Dataset excerpt
◆ ◆ ◆ ◆ ◆

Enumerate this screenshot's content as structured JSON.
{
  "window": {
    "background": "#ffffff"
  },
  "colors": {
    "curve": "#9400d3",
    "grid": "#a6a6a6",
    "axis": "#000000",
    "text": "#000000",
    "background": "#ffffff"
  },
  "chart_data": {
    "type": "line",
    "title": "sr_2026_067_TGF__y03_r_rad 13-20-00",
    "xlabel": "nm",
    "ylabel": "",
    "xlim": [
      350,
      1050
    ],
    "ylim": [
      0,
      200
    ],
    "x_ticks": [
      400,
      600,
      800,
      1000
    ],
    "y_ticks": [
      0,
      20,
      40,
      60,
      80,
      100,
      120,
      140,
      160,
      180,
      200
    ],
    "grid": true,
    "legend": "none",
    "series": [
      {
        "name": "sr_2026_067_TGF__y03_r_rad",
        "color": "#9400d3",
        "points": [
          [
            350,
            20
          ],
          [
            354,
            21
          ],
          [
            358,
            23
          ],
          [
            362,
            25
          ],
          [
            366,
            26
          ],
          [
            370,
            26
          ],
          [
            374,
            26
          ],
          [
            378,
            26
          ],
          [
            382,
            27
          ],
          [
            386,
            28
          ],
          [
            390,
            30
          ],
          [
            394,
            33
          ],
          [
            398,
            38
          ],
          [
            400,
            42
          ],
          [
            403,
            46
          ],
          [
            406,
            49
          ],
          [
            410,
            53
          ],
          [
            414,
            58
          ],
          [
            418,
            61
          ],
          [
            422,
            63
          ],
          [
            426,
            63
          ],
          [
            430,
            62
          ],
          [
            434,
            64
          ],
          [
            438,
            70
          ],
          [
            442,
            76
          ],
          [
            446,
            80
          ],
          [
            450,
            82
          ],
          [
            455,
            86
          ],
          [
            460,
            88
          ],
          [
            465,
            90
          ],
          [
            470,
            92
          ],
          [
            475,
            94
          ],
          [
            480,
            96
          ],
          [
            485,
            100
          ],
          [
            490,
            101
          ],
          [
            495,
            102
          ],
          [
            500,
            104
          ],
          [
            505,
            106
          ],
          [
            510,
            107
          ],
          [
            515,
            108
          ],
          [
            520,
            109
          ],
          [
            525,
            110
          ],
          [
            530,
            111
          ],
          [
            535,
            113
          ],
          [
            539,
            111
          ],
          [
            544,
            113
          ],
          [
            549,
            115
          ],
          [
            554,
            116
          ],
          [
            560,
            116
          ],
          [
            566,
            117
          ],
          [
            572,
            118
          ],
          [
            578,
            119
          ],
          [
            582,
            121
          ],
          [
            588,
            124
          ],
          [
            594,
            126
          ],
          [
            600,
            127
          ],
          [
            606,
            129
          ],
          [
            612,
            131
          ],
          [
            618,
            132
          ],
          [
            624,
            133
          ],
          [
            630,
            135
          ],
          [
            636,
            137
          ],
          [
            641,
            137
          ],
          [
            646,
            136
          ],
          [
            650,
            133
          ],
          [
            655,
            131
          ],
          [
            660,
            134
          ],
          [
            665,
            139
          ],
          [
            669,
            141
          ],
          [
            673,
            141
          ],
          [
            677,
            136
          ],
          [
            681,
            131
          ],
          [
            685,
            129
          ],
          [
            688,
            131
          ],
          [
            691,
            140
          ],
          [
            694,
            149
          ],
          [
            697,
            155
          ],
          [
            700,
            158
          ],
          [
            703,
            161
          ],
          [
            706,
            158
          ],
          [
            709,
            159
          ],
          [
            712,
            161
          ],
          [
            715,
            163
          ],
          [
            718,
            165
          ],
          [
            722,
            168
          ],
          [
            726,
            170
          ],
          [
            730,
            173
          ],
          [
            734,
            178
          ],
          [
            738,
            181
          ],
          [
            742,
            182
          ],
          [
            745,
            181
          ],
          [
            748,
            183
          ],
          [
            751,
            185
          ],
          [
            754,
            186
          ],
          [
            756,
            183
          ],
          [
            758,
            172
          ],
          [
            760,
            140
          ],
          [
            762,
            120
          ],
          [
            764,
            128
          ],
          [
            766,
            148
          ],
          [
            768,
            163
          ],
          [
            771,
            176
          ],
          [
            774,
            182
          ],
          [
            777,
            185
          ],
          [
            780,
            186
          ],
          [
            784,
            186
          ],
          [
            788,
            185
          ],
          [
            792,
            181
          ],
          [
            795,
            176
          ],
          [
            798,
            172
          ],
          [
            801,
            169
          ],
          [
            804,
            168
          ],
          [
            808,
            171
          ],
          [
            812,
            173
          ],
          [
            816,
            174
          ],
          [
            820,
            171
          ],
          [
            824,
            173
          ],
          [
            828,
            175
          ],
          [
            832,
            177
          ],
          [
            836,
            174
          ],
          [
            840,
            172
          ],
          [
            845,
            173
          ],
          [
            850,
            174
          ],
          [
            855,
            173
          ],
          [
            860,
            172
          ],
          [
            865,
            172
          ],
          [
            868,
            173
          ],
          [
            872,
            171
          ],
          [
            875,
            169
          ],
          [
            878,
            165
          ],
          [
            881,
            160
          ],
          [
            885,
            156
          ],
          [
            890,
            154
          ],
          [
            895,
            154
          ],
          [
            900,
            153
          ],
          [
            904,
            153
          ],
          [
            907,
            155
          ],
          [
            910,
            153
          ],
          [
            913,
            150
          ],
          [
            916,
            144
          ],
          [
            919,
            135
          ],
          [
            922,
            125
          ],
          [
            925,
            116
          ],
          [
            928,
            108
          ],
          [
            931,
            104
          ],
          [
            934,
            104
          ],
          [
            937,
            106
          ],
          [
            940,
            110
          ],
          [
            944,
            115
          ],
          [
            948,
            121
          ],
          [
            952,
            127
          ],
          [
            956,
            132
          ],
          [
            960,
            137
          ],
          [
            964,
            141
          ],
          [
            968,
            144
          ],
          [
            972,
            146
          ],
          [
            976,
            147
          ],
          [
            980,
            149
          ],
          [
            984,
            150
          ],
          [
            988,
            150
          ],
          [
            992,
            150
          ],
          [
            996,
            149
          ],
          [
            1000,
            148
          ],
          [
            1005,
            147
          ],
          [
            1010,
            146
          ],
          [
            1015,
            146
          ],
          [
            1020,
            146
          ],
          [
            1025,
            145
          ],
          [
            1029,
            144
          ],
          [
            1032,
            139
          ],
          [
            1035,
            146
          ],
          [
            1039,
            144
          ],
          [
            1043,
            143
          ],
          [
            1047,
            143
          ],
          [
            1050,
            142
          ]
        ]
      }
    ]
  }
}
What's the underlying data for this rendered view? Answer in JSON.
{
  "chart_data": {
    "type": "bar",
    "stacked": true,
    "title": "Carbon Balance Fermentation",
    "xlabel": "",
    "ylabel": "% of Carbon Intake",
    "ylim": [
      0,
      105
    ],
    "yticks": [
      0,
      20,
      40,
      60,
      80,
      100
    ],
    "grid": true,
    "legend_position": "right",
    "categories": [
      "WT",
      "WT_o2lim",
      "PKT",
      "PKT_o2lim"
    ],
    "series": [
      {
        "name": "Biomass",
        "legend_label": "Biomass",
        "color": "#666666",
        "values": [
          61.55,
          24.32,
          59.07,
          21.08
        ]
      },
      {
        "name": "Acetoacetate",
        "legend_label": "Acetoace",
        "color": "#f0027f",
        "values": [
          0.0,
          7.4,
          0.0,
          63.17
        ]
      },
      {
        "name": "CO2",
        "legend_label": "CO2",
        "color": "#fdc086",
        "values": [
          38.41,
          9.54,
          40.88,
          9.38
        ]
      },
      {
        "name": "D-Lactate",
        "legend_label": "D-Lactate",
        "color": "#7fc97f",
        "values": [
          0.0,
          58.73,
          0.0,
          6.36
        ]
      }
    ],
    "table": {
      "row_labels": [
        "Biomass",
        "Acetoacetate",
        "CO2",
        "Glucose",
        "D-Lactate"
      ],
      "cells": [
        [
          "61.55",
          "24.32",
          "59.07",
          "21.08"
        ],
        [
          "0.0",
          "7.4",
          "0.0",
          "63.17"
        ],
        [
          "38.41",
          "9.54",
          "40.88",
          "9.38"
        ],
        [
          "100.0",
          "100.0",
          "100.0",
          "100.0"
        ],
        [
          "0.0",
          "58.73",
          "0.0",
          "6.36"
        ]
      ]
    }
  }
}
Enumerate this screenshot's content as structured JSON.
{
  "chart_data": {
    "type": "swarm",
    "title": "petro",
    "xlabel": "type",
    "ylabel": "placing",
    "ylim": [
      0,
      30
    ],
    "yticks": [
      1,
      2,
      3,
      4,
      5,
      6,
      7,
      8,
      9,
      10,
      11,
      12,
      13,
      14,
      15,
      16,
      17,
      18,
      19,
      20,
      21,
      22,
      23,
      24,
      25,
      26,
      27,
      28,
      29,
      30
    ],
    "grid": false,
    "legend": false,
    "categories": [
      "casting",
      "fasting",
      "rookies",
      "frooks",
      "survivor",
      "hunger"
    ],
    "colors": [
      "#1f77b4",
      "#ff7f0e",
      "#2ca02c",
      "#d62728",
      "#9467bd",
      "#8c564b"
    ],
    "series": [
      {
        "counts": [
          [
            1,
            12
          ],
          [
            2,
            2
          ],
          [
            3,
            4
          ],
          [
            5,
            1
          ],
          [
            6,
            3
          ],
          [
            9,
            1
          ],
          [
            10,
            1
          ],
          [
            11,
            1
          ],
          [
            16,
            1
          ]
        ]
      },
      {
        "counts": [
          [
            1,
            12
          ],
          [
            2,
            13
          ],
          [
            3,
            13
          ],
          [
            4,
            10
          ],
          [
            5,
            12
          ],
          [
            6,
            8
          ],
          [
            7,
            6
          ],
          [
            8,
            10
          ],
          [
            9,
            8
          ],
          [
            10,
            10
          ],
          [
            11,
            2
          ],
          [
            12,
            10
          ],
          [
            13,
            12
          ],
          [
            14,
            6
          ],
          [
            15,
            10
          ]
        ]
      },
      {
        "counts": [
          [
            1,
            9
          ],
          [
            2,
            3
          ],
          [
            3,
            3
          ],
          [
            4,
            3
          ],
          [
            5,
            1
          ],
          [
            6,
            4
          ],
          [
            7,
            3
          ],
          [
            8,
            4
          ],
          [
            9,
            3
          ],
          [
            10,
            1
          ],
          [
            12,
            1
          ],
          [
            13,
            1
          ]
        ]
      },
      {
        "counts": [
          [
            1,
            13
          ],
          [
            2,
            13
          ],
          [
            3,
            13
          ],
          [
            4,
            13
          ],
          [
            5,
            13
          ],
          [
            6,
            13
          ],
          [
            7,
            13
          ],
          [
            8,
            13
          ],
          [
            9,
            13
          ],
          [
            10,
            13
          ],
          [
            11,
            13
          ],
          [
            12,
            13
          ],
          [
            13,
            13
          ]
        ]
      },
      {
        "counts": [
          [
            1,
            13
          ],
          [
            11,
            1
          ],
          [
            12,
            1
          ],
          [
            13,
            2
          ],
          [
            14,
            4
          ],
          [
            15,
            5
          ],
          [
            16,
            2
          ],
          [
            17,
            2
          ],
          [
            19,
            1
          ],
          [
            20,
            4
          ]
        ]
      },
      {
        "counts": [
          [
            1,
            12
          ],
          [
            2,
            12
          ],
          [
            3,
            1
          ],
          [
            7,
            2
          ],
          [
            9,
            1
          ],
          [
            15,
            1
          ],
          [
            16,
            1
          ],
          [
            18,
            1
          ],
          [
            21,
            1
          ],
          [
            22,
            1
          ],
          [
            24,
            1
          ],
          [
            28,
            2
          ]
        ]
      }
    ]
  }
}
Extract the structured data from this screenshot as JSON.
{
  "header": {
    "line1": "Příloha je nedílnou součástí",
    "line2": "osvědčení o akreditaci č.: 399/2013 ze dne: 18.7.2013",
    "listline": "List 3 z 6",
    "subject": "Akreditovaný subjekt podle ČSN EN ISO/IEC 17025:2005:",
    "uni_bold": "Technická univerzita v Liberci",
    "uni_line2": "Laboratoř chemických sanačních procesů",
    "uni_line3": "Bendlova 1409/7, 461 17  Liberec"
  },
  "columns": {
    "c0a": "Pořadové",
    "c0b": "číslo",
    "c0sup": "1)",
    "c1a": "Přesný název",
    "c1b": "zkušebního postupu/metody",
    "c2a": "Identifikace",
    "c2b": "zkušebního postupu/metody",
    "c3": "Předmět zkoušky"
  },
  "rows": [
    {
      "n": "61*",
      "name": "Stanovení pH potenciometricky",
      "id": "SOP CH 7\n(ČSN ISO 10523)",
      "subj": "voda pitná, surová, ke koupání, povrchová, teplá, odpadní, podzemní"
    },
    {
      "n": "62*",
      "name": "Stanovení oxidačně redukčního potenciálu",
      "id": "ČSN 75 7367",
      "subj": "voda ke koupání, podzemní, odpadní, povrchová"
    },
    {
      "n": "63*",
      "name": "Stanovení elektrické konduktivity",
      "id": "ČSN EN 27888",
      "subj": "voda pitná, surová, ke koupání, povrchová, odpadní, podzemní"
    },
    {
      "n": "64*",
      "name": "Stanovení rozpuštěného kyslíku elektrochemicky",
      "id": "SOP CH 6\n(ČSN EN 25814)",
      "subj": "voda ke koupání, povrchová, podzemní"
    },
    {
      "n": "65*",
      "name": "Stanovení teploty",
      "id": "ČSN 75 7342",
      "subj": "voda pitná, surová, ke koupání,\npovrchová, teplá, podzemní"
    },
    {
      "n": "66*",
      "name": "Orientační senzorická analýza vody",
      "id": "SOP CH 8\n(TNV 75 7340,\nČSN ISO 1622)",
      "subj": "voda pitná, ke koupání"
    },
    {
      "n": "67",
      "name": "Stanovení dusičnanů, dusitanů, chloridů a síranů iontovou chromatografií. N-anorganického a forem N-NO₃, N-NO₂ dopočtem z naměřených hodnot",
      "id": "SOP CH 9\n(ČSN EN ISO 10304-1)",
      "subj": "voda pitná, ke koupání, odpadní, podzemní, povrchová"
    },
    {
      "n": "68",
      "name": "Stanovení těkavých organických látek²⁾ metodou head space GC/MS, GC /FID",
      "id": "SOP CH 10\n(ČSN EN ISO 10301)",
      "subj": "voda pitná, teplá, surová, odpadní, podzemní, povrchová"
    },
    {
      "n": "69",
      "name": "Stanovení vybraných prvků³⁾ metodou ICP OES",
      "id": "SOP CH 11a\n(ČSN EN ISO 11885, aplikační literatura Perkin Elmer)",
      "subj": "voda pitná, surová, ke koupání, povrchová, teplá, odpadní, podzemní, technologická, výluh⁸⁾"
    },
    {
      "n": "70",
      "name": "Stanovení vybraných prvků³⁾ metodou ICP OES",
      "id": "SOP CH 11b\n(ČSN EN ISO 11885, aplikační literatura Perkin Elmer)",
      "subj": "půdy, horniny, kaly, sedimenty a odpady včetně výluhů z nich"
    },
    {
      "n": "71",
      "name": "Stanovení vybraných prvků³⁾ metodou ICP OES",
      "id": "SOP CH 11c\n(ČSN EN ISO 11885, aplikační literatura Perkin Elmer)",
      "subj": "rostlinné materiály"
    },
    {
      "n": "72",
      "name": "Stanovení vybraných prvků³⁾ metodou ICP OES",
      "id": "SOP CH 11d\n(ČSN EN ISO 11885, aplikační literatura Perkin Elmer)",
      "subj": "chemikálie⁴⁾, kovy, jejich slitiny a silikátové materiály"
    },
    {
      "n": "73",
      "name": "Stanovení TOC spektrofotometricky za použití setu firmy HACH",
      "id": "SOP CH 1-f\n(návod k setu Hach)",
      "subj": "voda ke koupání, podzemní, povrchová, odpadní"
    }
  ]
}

◆ ◆ ◆ ◆ ◆

== Exercise aim ==
Select every line of the records holding the string "this".

== Complete answer ==
Enumerate this screenshot's content as structured JSON.
What's the underlying data for this rendered view? Answer in JSON.
Enumerate this screenshot's content as structured JSON.
Extract the structured data from this screenshot as JSON.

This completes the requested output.